WHAT YOU ARE ASKED TO DO: Output all entries verbatim. Skip pictures.
─── STORED RECORDS
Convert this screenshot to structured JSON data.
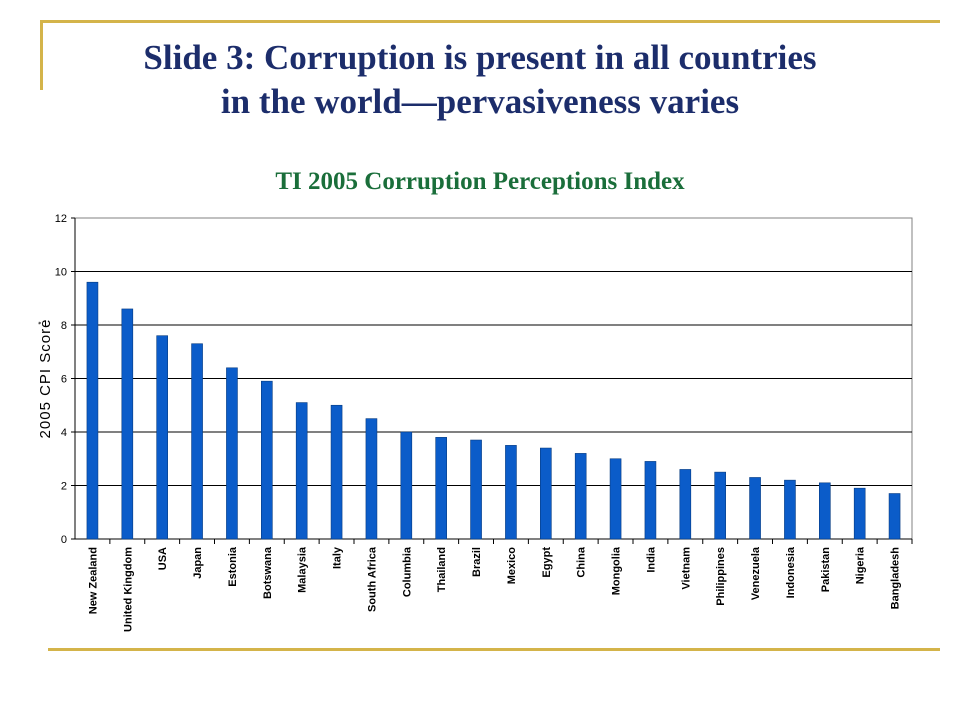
{
  "slide": {
    "title_line1": "Slide 3: Corruption is present in all countries",
    "title_line2": "in the world—pervasiveness varies"
  },
  "chart_data": {
    "type": "bar",
    "title": "TI 2005 Corruption Perceptions Index",
    "ylabel": "2005 CPI Score",
    "ylabel_marker": "*",
    "ylim": [
      0,
      12
    ],
    "yticks": [
      0,
      2,
      4,
      6,
      8,
      10,
      12
    ],
    "grid": true,
    "categories": [
      "New Zealand",
      "United Kingdom",
      "USA",
      "Japan",
      "Estonia",
      "Botswana",
      "Malaysia",
      "Italy",
      "South Africa",
      "Columbia",
      "Thailand",
      "Brazil",
      "Mexico",
      "Egypt",
      "China",
      "Mongolia",
      "India",
      "Vietnam",
      "Philippines",
      "Venezuela",
      "Indonesia",
      "Pakistan",
      "Nigeria",
      "Bangladesh"
    ],
    "values": [
      9.6,
      8.6,
      7.6,
      7.3,
      6.4,
      5.9,
      5.1,
      5.0,
      4.5,
      4.0,
      3.8,
      3.7,
      3.5,
      3.4,
      3.2,
      3.0,
      2.9,
      2.6,
      2.5,
      2.3,
      2.2,
      2.1,
      1.9,
      1.7
    ],
    "bar_color": "#0b5cc9"
  }
}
──────
RESULT OF THE EXERCISE:
Convert this screenshot to structured JSON data.
{
  "slide": {
    "title_line1": "Slide 3: Corruption is present in all countries",
    "title_line2": "in the world—pervasiveness varies"
  },
  "chart_data": {
    "type": "bar",
    "title": "TI 2005 Corruption Perceptions Index",
    "ylabel": "2005 CPI Score",
    "ylabel_marker": "*",
    "ylim": [
      0,
      12
    ],
    "yticks": [
      0,
      2,
      4,
      6,
      8,
      10,
      12
    ],
    "grid": true,
    "categories": [
      "New Zealand",
      "United Kingdom",
      "USA",
      "Japan",
      "Estonia",
      "Botswana",
      "Malaysia",
      "Italy",
      "South Africa",
      "Columbia",
      "Thailand",
      "Brazil",
      "Mexico",
      "Egypt",
      "China",
      "Mongolia",
      "India",
      "Vietnam",
      "Philippines",
      "Venezuela",
      "Indonesia",
      "Pakistan",
      "Nigeria",
      "Bangladesh"
    ],
    "values": [
      9.6,
      8.6,
      7.6,
      7.3,
      6.4,
      5.9,
      5.1,
      5.0,
      4.5,
      4.0,
      3.8,
      3.7,
      3.5,
      3.4,
      3.2,
      3.0,
      2.9,
      2.6,
      2.5,
      2.3,
      2.2,
      2.1,
      1.9,
      1.7
    ],
    "bar_color": "#0b5cc9"
  }
}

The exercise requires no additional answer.